Sentenza Sentenza Cassazione Civile n. 17504 del 23/08/2011

Cassazione civile sez. III, 23/08/2011, (ud. 22/06/2011, dep. 23/08/2011), n.17504

LA CORTE SUPREMA DI CASSAZIONE

SEZIONE TERZA CIVILE

Composta dagli Ill.mi Sigg.ri Magistrati:

Dott. PETTI Giovanni Battista – Presidente –

Dott. FILADORO Camillo – Consigliere –

Dott. SPAGNA MUSSO Bruno – rel. Consigliere –

Dott. AMENDOLA Adelaide – Consigliere –

Dott. BARRECA Giuseppina Luciana – Consigliere –

ha pronunciato la seguente:

sentenza

sul ricorso proposto da:

M.M. (OMISSIS), S.M.G.

* _MATERIALE_
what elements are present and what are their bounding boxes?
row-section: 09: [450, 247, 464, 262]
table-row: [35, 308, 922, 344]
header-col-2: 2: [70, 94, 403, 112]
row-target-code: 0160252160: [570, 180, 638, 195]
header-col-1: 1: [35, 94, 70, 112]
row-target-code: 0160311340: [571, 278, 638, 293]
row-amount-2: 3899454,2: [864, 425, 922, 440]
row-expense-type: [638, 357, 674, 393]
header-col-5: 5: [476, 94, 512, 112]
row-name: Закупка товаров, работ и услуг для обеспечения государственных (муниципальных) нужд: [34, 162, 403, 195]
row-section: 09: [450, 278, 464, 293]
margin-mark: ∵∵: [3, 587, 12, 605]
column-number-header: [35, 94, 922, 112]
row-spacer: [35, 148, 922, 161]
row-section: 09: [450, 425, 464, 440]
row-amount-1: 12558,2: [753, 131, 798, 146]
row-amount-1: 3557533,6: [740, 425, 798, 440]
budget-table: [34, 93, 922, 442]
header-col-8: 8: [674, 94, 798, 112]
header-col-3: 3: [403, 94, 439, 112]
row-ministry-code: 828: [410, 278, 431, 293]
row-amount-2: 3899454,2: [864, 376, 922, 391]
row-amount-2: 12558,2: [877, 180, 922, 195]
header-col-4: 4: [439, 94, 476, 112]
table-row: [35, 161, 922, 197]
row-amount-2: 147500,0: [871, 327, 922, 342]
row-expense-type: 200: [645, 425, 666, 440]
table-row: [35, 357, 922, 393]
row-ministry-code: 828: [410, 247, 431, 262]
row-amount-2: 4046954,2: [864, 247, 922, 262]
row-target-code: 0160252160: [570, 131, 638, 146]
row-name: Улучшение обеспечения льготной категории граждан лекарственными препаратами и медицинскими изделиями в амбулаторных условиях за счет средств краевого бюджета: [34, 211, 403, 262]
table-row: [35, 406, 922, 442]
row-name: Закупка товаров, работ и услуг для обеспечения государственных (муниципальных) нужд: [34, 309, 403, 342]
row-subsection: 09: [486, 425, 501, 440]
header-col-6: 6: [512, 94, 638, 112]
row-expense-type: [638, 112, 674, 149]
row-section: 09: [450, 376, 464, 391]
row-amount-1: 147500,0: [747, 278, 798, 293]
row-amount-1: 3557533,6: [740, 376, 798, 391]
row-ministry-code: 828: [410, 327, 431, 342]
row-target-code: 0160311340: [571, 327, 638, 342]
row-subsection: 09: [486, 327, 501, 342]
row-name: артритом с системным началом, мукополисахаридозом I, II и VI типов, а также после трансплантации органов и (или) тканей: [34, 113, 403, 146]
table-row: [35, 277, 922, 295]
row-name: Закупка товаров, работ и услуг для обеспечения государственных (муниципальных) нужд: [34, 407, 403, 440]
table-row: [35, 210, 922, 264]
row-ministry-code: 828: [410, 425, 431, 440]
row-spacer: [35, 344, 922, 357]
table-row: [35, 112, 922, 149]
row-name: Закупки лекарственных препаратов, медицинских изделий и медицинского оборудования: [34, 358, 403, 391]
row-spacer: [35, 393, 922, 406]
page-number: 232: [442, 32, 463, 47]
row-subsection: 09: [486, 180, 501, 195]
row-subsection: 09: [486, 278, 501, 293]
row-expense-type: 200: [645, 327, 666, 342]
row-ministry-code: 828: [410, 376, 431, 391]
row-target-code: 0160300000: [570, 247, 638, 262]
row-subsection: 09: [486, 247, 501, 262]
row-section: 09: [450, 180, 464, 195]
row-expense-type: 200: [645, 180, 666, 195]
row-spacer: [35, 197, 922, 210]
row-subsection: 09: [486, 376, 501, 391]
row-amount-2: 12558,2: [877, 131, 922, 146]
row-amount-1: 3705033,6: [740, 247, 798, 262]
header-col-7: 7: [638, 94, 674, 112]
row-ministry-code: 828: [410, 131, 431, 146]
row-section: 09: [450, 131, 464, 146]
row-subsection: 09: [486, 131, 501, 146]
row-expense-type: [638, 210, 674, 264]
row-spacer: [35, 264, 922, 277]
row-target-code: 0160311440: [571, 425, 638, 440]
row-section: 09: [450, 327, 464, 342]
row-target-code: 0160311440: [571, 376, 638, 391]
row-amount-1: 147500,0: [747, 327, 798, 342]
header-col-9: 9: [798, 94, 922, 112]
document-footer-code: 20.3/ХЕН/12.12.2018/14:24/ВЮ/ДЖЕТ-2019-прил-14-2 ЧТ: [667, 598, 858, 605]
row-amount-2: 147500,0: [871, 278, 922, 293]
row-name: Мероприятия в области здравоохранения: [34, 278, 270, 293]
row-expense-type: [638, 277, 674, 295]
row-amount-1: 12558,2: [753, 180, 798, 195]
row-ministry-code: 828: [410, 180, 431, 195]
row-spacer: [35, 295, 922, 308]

==

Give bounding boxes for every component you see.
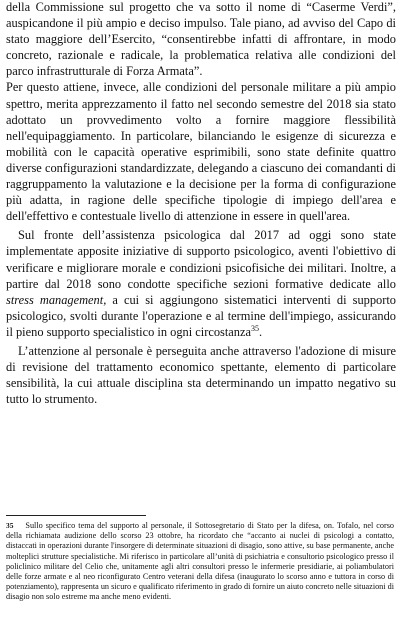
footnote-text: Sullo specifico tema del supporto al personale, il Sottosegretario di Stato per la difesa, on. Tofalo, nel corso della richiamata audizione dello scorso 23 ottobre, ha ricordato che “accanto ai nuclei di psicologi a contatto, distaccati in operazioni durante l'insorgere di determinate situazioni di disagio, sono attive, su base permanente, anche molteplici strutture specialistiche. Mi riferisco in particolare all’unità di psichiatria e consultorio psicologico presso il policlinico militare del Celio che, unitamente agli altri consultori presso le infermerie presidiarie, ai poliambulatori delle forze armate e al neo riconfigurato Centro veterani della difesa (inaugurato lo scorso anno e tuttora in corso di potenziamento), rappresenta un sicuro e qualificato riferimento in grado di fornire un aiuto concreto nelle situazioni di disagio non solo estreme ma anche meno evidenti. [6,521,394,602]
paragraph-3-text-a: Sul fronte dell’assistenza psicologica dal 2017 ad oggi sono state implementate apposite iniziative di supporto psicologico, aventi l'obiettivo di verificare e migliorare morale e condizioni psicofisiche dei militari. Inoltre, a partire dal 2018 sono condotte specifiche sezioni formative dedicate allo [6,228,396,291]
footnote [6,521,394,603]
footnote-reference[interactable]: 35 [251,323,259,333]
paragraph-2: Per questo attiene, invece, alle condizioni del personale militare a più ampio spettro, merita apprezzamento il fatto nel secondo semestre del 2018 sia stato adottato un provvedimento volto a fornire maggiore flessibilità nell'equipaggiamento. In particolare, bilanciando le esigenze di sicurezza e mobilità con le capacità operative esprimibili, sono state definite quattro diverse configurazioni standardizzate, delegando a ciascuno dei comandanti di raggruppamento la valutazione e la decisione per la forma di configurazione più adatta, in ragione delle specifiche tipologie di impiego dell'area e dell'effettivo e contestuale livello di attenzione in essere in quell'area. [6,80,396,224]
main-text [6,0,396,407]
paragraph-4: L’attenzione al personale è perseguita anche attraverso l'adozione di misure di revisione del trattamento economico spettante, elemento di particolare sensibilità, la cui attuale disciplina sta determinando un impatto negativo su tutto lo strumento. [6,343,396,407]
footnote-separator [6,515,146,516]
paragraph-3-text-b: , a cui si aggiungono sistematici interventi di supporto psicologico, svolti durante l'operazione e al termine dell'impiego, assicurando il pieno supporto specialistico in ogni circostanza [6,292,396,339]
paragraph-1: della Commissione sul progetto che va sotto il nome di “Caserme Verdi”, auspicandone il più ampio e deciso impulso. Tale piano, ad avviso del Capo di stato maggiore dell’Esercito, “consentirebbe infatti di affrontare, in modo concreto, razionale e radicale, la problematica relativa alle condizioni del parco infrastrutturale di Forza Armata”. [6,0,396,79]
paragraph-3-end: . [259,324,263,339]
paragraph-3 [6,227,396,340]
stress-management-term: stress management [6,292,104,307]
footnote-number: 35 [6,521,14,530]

* _CONSEGNA_
Secondo la sentenza della Cassazione, quale magistrato ricopre il ruolo di presidente del collegio?

* _SOLUZIONE_
Il presidente è il Dott. Giovanni Battista Petti.